_What to produce_
In the entries below, find every line with the string "site" and copy it.

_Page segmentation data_
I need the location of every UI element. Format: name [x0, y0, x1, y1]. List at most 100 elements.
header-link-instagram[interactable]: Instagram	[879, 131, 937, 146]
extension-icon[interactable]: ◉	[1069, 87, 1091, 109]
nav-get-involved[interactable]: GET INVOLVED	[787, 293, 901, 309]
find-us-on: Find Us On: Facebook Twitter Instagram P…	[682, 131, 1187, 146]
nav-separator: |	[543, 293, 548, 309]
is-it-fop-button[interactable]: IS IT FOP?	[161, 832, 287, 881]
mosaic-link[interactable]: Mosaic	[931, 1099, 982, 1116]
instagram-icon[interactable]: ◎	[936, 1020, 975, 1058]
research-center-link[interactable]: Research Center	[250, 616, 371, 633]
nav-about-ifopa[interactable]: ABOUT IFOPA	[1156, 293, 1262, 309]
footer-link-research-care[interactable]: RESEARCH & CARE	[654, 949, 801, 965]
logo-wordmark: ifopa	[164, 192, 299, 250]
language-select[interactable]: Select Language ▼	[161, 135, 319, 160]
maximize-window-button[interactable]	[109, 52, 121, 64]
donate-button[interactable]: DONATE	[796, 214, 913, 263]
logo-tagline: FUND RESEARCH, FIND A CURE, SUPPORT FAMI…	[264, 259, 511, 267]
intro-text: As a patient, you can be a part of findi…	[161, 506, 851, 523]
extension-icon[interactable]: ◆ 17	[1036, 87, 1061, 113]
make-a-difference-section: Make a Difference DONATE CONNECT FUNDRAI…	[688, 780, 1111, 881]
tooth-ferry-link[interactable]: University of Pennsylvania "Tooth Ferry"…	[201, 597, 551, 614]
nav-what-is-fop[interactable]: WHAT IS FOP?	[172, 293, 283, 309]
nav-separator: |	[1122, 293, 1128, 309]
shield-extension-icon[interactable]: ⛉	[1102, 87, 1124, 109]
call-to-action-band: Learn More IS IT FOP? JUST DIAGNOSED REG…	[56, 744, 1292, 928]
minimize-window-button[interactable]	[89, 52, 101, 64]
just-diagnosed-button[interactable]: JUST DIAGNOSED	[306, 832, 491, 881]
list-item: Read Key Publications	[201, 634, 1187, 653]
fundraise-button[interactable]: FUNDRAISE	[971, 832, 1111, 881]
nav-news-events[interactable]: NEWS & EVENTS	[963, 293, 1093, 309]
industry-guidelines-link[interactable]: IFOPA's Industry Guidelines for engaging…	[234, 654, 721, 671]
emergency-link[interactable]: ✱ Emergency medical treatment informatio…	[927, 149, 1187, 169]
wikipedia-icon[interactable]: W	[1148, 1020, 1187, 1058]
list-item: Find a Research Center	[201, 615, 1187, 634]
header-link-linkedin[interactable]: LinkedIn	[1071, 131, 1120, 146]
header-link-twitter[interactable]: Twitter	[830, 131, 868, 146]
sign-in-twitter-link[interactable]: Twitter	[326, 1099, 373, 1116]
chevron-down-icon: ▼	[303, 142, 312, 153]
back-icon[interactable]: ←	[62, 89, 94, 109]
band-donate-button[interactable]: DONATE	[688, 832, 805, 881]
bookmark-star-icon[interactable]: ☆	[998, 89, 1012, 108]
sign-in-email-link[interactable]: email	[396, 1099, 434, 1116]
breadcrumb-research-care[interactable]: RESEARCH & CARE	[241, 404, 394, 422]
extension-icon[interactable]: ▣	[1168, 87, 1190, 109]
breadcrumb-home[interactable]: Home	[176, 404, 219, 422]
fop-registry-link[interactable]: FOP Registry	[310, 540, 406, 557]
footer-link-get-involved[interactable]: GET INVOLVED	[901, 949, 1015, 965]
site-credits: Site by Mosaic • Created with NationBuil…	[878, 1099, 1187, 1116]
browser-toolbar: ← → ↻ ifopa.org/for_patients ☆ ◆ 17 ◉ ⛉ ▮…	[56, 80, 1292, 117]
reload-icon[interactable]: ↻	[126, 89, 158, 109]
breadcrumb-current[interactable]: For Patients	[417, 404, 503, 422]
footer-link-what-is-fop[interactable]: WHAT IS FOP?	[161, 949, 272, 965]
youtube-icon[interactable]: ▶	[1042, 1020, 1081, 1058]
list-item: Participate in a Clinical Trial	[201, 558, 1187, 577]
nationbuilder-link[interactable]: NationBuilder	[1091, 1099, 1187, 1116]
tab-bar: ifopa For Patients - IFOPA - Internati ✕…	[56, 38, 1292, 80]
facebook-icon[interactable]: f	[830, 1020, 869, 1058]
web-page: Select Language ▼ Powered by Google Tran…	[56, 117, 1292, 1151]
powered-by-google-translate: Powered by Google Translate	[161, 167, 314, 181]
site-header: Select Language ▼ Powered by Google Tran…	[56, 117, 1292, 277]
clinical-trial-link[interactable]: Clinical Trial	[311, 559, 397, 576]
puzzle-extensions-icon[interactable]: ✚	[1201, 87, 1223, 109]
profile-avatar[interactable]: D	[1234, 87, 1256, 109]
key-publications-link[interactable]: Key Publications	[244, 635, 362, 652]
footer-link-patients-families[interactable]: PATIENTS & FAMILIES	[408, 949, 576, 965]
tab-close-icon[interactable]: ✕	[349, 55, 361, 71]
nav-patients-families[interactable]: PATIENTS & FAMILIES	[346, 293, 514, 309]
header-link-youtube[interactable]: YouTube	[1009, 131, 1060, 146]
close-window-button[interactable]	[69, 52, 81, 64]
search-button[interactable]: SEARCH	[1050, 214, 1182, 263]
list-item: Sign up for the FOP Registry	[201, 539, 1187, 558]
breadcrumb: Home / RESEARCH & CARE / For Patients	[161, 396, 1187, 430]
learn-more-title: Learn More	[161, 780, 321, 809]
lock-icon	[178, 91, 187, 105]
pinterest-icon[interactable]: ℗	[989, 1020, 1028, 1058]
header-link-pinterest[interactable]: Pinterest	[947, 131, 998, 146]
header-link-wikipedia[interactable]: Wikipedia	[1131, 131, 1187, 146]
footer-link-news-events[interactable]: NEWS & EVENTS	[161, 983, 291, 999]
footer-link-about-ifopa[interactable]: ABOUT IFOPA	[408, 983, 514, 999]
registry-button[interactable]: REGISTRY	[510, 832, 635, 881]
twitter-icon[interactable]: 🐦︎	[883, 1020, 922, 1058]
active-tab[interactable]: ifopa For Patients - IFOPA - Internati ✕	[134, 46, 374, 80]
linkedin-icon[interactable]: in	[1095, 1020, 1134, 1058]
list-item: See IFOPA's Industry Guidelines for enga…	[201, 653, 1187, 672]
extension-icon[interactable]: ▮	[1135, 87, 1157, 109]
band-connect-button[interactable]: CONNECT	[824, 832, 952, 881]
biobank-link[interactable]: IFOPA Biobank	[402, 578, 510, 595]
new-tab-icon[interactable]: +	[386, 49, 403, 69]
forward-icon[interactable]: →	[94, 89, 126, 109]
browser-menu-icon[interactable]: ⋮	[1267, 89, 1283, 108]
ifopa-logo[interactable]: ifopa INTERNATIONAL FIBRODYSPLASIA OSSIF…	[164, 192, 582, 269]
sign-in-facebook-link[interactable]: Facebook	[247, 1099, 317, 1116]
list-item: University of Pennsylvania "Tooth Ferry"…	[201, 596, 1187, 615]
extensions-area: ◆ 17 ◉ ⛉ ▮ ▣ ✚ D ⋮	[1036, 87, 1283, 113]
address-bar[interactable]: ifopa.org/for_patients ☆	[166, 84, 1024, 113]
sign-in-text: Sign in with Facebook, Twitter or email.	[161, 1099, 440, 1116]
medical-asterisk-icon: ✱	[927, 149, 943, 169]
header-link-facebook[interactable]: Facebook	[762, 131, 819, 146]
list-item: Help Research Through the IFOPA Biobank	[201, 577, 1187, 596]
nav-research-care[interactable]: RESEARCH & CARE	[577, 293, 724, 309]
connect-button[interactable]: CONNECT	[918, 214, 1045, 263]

_Answer_
site-credits: Site by Mosaic • Created with NationBuil…	[878, 1099, 1187, 1116]
site-header: Select Language ▼ Powered by Google Tran…	[56, 117, 1292, 277]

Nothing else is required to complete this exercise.